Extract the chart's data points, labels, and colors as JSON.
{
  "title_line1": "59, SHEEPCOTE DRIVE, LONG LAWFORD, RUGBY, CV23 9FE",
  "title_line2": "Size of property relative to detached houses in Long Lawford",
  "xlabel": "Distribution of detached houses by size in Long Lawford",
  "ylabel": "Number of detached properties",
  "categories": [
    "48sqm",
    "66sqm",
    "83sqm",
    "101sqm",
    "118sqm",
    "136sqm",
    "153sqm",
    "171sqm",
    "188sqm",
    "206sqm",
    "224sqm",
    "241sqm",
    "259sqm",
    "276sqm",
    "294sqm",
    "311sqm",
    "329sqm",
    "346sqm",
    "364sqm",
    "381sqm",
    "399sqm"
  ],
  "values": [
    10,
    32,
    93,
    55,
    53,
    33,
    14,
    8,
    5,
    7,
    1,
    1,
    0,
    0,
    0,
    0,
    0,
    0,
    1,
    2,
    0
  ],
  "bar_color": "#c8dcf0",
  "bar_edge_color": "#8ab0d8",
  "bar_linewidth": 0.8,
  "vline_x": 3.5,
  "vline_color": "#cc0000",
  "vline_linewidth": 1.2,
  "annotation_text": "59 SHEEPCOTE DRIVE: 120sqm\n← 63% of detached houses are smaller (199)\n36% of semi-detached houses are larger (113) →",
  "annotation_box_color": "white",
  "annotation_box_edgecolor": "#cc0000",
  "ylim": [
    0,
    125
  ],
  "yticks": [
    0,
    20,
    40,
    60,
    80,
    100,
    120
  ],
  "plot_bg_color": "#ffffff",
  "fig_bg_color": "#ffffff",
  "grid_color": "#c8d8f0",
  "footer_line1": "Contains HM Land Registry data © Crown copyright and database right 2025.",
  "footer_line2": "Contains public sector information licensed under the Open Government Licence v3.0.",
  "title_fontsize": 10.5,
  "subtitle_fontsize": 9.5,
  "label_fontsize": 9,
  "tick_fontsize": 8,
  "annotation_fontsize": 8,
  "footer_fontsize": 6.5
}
______
Write out the records shown above, exactly as they appear.

- _Answer to this task_
Extract the chart's data points, labels, and colors as JSON.
{
  "title_line1": "59, SHEEPCOTE DRIVE, LONG LAWFORD, RUGBY, CV23 9FE",
  "title_line2": "Size of property relative to detached houses in Long Lawford",
  "xlabel": "Distribution of detached houses by size in Long Lawford",
  "ylabel": "Number of detached properties",
  "categories": [
    "48sqm",
    "66sqm",
    "83sqm",
    "101sqm",
    "118sqm",
    "136sqm",
    "153sqm",
    "171sqm",
    "188sqm",
    "206sqm",
    "224sqm",
    "241sqm",
    "259sqm",
    "276sqm",
    "294sqm",
    "311sqm",
    "329sqm",
    "346sqm",
    "364sqm",
    "381sqm",
    "399sqm"
  ],
  "values": [
    10,
    32,
    93,
    55,
    53,
    33,
    14,
    8,
    5,
    7,
    1,
    1,
    0,
    0,
    0,
    0,
    0,
    0,
    1,
    2,
    0
  ],
  "bar_color": "#c8dcf0",
  "bar_edge_color": "#8ab0d8",
  "bar_linewidth": 0.8,
  "vline_x": 3.5,
  "vline_color": "#cc0000",
  "vline_linewidth": 1.2,
  "annotation_text": "59 SHEEPCOTE DRIVE: 120sqm\n← 63% of detached houses are smaller (199)\n36% of semi-detached houses are larger (113) →",
  "annotation_box_color": "white",
  "annotation_box_edgecolor": "#cc0000",
  "ylim": [
    0,
    125
  ],
  "yticks": [
    0,
    20,
    40,
    60,
    80,
    100,
    120
  ],
  "plot_bg_color": "#ffffff",
  "fig_bg_color": "#ffffff",
  "grid_color": "#c8d8f0",
  "footer_line1": "Contains HM Land Registry data © Crown copyright and database right 2025.",
  "footer_line2": "Contains public sector information licensed under the Open Government Licence v3.0.",
  "title_fontsize": 10.5,
  "subtitle_fontsize": 9.5,
  "label_fontsize": 9,
  "tick_fontsize": 8,
  "annotation_fontsize": 8,
  "footer_fontsize": 6.5
}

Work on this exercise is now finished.